>>>>>

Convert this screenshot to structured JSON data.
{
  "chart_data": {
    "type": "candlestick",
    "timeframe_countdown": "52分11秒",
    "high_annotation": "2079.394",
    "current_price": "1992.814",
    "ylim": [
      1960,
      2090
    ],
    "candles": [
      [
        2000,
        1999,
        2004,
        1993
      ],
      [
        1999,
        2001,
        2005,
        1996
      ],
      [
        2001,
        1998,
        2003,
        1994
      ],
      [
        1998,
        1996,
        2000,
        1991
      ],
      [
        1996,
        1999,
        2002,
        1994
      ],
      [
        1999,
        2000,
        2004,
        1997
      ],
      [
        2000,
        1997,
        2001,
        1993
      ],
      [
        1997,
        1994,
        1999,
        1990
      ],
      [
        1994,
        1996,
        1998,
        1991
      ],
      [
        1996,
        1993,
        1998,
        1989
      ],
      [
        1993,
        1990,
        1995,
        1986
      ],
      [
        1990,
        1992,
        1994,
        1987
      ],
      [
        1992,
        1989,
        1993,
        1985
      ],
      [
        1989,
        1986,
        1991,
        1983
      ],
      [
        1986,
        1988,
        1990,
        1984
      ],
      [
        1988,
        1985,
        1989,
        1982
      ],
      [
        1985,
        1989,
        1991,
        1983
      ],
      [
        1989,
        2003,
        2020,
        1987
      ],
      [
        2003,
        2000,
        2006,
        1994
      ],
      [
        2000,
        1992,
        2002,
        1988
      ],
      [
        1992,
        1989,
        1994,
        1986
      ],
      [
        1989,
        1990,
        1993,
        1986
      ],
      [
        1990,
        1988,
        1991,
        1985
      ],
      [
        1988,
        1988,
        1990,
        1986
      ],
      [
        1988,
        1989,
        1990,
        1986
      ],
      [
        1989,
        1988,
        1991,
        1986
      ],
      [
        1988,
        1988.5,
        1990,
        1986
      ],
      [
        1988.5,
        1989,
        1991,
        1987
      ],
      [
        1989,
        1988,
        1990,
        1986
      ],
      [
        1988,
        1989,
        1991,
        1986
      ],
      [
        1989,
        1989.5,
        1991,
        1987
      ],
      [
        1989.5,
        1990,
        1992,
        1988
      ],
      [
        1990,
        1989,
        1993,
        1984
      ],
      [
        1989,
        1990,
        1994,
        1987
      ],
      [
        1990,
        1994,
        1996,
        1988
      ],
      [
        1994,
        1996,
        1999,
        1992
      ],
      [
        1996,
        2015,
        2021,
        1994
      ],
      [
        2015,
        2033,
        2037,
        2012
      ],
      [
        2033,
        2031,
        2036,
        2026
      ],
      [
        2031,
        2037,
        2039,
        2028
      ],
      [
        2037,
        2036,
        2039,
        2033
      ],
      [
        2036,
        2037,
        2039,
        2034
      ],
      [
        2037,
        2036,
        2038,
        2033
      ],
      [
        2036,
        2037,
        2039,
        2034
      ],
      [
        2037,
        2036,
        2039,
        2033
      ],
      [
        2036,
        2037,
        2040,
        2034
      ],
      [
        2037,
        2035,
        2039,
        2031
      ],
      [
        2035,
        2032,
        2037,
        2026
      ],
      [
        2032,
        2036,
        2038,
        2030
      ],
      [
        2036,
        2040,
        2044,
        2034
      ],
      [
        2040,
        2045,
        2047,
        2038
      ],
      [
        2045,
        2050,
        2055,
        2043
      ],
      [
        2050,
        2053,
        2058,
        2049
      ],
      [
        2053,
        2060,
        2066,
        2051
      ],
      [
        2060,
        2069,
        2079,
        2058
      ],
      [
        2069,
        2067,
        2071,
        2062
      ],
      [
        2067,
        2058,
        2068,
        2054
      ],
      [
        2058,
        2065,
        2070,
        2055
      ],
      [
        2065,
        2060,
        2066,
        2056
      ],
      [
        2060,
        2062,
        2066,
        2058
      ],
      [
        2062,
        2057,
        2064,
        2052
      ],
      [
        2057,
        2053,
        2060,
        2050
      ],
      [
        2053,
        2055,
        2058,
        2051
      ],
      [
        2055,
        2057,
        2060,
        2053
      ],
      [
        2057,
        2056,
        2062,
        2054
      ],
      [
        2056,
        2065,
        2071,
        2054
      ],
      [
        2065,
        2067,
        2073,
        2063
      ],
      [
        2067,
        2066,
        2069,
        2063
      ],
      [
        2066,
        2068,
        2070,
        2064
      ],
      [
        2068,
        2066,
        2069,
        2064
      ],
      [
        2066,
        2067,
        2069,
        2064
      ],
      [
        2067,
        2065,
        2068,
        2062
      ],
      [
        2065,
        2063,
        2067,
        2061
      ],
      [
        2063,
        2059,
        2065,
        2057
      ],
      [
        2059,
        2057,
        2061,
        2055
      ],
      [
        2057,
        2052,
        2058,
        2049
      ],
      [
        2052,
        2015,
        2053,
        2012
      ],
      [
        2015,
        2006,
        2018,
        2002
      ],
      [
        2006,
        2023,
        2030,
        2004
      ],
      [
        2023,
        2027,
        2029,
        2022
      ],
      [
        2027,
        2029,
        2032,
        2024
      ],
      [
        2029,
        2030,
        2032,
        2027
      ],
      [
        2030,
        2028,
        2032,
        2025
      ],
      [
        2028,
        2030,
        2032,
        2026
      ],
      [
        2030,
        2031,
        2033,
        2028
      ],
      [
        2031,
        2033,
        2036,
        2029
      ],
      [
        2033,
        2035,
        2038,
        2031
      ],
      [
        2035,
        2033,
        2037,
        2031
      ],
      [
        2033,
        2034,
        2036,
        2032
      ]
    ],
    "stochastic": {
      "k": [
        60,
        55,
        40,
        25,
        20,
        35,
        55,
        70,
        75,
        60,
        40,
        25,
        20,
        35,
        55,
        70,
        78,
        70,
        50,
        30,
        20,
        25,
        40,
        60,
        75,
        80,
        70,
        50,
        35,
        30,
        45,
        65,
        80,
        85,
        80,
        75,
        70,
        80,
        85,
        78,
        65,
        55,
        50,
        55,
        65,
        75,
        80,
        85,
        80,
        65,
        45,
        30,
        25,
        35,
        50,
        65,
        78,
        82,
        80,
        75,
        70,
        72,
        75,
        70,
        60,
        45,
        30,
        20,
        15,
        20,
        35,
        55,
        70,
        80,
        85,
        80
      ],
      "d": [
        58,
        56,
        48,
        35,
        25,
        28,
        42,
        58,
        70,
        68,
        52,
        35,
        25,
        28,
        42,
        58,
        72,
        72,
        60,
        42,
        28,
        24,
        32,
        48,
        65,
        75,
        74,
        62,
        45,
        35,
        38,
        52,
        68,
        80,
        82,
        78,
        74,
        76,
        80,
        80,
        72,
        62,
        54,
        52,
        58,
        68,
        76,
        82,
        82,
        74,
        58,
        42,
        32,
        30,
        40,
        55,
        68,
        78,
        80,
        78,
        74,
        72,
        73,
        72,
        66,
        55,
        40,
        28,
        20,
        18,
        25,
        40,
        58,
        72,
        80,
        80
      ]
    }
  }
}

<<<<<

» **EXERCISE OBJECTIVE**
Every line above should be printed again exactly as it stands.

» **WRITTEN RESPONSE**
Convert this screenshot to structured JSON data.
{
  "chart_data": {
    "type": "candlestick",
    "timeframe_countdown": "52分11秒",
    "high_annotation": "2079.394",
    "current_price": "1992.814",
    "ylim": [
      1960,
      2090
    ],
    "candles": [
      [
        2000,
        1999,
        2004,
        1993
      ],
      [
        1999,
        2001,
        2005,
        1996
      ],
      [
        2001,
        1998,
        2003,
        1994
      ],
      [
        1998,
        1996,
        2000,
        1991
      ],
      [
        1996,
        1999,
        2002,
        1994
      ],
      [
        1999,
        2000,
        2004,
        1997
      ],
      [
        2000,
        1997,
        2001,
        1993
      ],
      [
        1997,
        1994,
        1999,
        1990
      ],
      [
        1994,
        1996,
        1998,
        1991
      ],
      [
        1996,
        1993,
        1998,
        1989
      ],
      [
        1993,
        1990,
        1995,
        1986
      ],
      [
        1990,
        1992,
        1994,
        1987
      ],
      [
        1992,
        1989,
        1993,
        1985
      ],
      [
        1989,
        1986,
        1991,
        1983
      ],
      [
        1986,
        1988,
        1990,
        1984
      ],
      [
        1988,
        1985,
        1989,
        1982
      ],
      [
        1985,
        1989,
        1991,
        1983
      ],
      [
        1989,
        2003,
        2020,
        1987
      ],
      [
        2003,
        2000,
        2006,
        1994
      ],
      [
        2000,
        1992,
        2002,
        1988
      ],
      [
        1992,
        1989,
        1994,
        1986
      ],
      [
        1989,
        1990,
        1993,
        1986
      ],
      [
        1990,
        1988,
        1991,
        1985
      ],
      [
        1988,
        1988,
        1990,
        1986
      ],
      [
        1988,
        1989,
        1990,
        1986
      ],
      [
        1989,
        1988,
        1991,
        1986
      ],
      [
        1988,
        1988.5,
        1990,
        1986
      ],
      [
        1988.5,
        1989,
        1991,
        1987
      ],
      [
        1989,
        1988,
        1990,
        1986
      ],
      [
        1988,
        1989,
        1991,
        1986
      ],
      [
        1989,
        1989.5,
        1991,
        1987
      ],
      [
        1989.5,
        1990,
        1992,
        1988
      ],
      [
        1990,
        1989,
        1993,
        1984
      ],
      [
        1989,
        1990,
        1994,
        1987
      ],
      [
        1990,
        1994,
        1996,
        1988
      ],
      [
        1994,
        1996,
        1999,
        1992
      ],
      [
        1996,
        2015,
        2021,
        1994
      ],
      [
        2015,
        2033,
        2037,
        2012
      ],
      [
        2033,
        2031,
        2036,
        2026
      ],
      [
        2031,
        2037,
        2039,
        2028
      ],
      [
        2037,
        2036,
        2039,
        2033
      ],
      [
        2036,
        2037,
        2039,
        2034
      ],
      [
        2037,
        2036,
        2038,
        2033
      ],
      [
        2036,
        2037,
        2039,
        2034
      ],
      [
        2037,
        2036,
        2039,
        2033
      ],
      [
        2036,
        2037,
        2040,
        2034
      ],
      [
        2037,
        2035,
        2039,
        2031
      ],
      [
        2035,
        2032,
        2037,
        2026
      ],
      [
        2032,
        2036,
        2038,
        2030
      ],
      [
        2036,
        2040,
        2044,
        2034
      ],
      [
        2040,
        2045,
        2047,
        2038
      ],
      [
        2045,
        2050,
        2055,
        2043
      ],
      [
        2050,
        2053,
        2058,
        2049
      ],
      [
        2053,
        2060,
        2066,
        2051
      ],
      [
        2060,
        2069,
        2079,
        2058
      ],
      [
        2069,
        2067,
        2071,
        2062
      ],
      [
        2067,
        2058,
        2068,
        2054
      ],
      [
        2058,
        2065,
        2070,
        2055
      ],
      [
        2065,
        2060,
        2066,
        2056
      ],
      [
        2060,
        2062,
        2066,
        2058
      ],
      [
        2062,
        2057,
        2064,
        2052
      ],
      [
        2057,
        2053,
        2060,
        2050
      ],
      [
        2053,
        2055,
        2058,
        2051
      ],
      [
        2055,
        2057,
        2060,
        2053
      ],
      [
        2057,
        2056,
        2062,
        2054
      ],
      [
        2056,
        2065,
        2071,
        2054
      ],
      [
        2065,
        2067,
        2073,
        2063
      ],
      [
        2067,
        2066,
        2069,
        2063
      ],
      [
        2066,
        2068,
        2070,
        2064
      ],
      [
        2068,
        2066,
        2069,
        2064
      ],
      [
        2066,
        2067,
        2069,
        2064
      ],
      [
        2067,
        2065,
        2068,
        2062
      ],
      [
        2065,
        2063,
        2067,
        2061
      ],
      [
        2063,
        2059,
        2065,
        2057
      ],
      [
        2059,
        2057,
        2061,
        2055
      ],
      [
        2057,
        2052,
        2058,
        2049
      ],
      [
        2052,
        2015,
        2053,
        2012
      ],
      [
        2015,
        2006,
        2018,
        2002
      ],
      [
        2006,
        2023,
        2030,
        2004
      ],
      [
        2023,
        2027,
        2029,
        2022
      ],
      [
        2027,
        2029,
        2032,
        2024
      ],
      [
        2029,
        2030,
        2032,
        2027
      ],
      [
        2030,
        2028,
        2032,
        2025
      ],
      [
        2028,
        2030,
        2032,
        2026
      ],
      [
        2030,
        2031,
        2033,
        2028
      ],
      [
        2031,
        2033,
        2036,
        2029
      ],
      [
        2033,
        2035,
        2038,
        2031
      ],
      [
        2035,
        2033,
        2037,
        2031
      ],
      [
        2033,
        2034,
        2036,
        2032
      ]
    ],
    "stochastic": {
      "k": [
        60,
        55,
        40,
        25,
        20,
        35,
        55,
        70,
        75,
        60,
        40,
        25,
        20,
        35,
        55,
        70,
        78,
        70,
        50,
        30,
        20,
        25,
        40,
        60,
        75,
        80,
        70,
        50,
        35,
        30,
        45,
        65,
        80,
        85,
        80,
        75,
        70,
        80,
        85,
        78,
        65,
        55,
        50,
        55,
        65,
        75,
        80,
        85,
        80,
        65,
        45,
        30,
        25,
        35,
        50,
        65,
        78,
        82,
        80,
        75,
        70,
        72,
        75,
        70,
        60,
        45,
        30,
        20,
        15,
        20,
        35,
        55,
        70,
        80,
        85,
        80
      ],
      "d": [
        58,
        56,
        48,
        35,
        25,
        28,
        42,
        58,
        70,
        68,
        52,
        35,
        25,
        28,
        42,
        58,
        72,
        72,
        60,
        42,
        28,
        24,
        32,
        48,
        65,
        75,
        74,
        62,
        45,
        35,
        38,
        52,
        68,
        80,
        82,
        78,
        74,
        76,
        80,
        80,
        72,
        62,
        54,
        52,
        58,
        68,
        76,
        82,
        82,
        74,
        58,
        42,
        32,
        30,
        40,
        55,
        68,
        78,
        80,
        78,
        74,
        72,
        73,
        72,
        66,
        55,
        40,
        28,
        20,
        18,
        25,
        40,
        58,
        72,
        80,
        80
      ]
    }
  }
}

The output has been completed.